What to work on: Rewrite the data below, swapping every "interactable" for "clickable" and leaving everything else as it is.

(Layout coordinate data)
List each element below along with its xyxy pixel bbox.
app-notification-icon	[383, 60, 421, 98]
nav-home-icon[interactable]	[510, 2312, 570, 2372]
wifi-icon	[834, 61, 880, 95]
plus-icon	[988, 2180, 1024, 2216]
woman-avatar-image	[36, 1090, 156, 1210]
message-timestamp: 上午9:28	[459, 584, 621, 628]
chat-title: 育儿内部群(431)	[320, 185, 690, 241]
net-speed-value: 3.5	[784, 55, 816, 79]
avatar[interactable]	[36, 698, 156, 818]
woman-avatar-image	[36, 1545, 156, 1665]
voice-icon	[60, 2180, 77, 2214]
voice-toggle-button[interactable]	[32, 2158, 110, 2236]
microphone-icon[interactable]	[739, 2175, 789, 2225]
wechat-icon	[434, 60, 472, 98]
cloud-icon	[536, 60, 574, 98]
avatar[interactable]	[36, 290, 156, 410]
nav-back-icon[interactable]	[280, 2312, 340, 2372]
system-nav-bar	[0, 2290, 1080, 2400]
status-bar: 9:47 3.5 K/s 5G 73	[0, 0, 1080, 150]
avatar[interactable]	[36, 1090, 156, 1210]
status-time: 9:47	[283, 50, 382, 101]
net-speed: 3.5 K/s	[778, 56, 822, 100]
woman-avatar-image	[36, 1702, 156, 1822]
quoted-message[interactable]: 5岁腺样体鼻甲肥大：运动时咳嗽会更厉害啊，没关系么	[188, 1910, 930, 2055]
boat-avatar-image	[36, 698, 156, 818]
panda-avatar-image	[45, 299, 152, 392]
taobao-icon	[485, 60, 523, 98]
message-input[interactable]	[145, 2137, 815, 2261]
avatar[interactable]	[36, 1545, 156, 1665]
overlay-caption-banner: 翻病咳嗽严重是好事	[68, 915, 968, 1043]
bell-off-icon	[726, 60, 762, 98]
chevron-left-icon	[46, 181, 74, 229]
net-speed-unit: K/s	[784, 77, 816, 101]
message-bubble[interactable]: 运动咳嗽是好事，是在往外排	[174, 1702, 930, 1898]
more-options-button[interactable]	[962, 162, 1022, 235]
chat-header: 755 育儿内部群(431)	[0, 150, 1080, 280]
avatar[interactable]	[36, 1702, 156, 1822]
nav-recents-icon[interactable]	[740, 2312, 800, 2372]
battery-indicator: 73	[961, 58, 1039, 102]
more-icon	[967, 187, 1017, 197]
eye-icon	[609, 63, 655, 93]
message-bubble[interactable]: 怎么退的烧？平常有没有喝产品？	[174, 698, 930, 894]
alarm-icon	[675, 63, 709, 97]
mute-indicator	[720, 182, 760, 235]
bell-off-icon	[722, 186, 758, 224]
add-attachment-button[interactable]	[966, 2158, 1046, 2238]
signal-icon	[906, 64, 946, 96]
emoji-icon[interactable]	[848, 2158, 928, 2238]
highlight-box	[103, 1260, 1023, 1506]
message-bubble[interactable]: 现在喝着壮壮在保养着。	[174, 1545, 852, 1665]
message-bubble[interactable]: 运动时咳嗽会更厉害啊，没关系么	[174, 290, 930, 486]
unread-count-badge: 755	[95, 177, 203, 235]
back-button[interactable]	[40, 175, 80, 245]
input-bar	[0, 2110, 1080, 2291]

The output:
List each element below along with its xyxy pixel bbox.
app-notification-icon	[383, 60, 421, 98]
nav-home-icon[clickable]	[510, 2312, 570, 2372]
wifi-icon	[834, 61, 880, 95]
plus-icon	[988, 2180, 1024, 2216]
woman-avatar-image	[36, 1090, 156, 1210]
message-timestamp: 上午9:28	[459, 584, 621, 628]
chat-title: 育儿内部群(431)	[320, 185, 690, 241]
net-speed-value: 3.5	[784, 55, 816, 79]
avatar[clickable]	[36, 698, 156, 818]
woman-avatar-image	[36, 1545, 156, 1665]
voice-icon	[60, 2180, 77, 2214]
voice-toggle-button[clickable]	[32, 2158, 110, 2236]
microphone-icon[clickable]	[739, 2175, 789, 2225]
wechat-icon	[434, 60, 472, 98]
cloud-icon	[536, 60, 574, 98]
avatar[clickable]	[36, 290, 156, 410]
nav-back-icon[clickable]	[280, 2312, 340, 2372]
system-nav-bar	[0, 2290, 1080, 2400]
status-bar: 9:47 3.5 K/s 5G 73	[0, 0, 1080, 150]
avatar[clickable]	[36, 1090, 156, 1210]
status-time: 9:47	[283, 50, 382, 101]
net-speed: 3.5 K/s	[778, 56, 822, 100]
woman-avatar-image	[36, 1702, 156, 1822]
quoted-message[clickable]: 5岁腺样体鼻甲肥大：运动时咳嗽会更厉害啊，没关系么	[188, 1910, 930, 2055]
boat-avatar-image	[36, 698, 156, 818]
panda-avatar-image	[45, 299, 152, 392]
taobao-icon	[485, 60, 523, 98]
message-input[clickable]	[145, 2137, 815, 2261]
avatar[clickable]	[36, 1545, 156, 1665]
overlay-caption-banner: 翻病咳嗽严重是好事	[68, 915, 968, 1043]
bell-off-icon	[726, 60, 762, 98]
chevron-left-icon	[46, 181, 74, 229]
net-speed-unit: K/s	[784, 77, 816, 101]
message-bubble[clickable]: 运动咳嗽是好事，是在往外排	[174, 1702, 930, 1898]
more-options-button[clickable]	[962, 162, 1022, 235]
chat-header: 755 育儿内部群(431)	[0, 150, 1080, 280]
avatar[clickable]	[36, 1702, 156, 1822]
nav-recents-icon[clickable]	[740, 2312, 800, 2372]
battery-indicator: 73	[961, 58, 1039, 102]
more-icon	[967, 187, 1017, 197]
eye-icon	[609, 63, 655, 93]
message-bubble[clickable]: 怎么退的烧？平常有没有喝产品？	[174, 698, 930, 894]
alarm-icon	[675, 63, 709, 97]
mute-indicator	[720, 182, 760, 235]
bell-off-icon	[722, 186, 758, 224]
add-attachment-button[clickable]	[966, 2158, 1046, 2238]
signal-icon	[906, 64, 946, 96]
emoji-icon[clickable]	[848, 2158, 928, 2238]
highlight-box	[103, 1260, 1023, 1506]
message-bubble[clickable]: 现在喝着壮壮在保养着。	[174, 1545, 852, 1665]
message-bubble[clickable]: 运动时咳嗽会更厉害啊，没关系么	[174, 290, 930, 486]
unread-count-badge: 755	[95, 177, 203, 235]
back-button[clickable]	[40, 175, 80, 245]
input-bar	[0, 2110, 1080, 2291]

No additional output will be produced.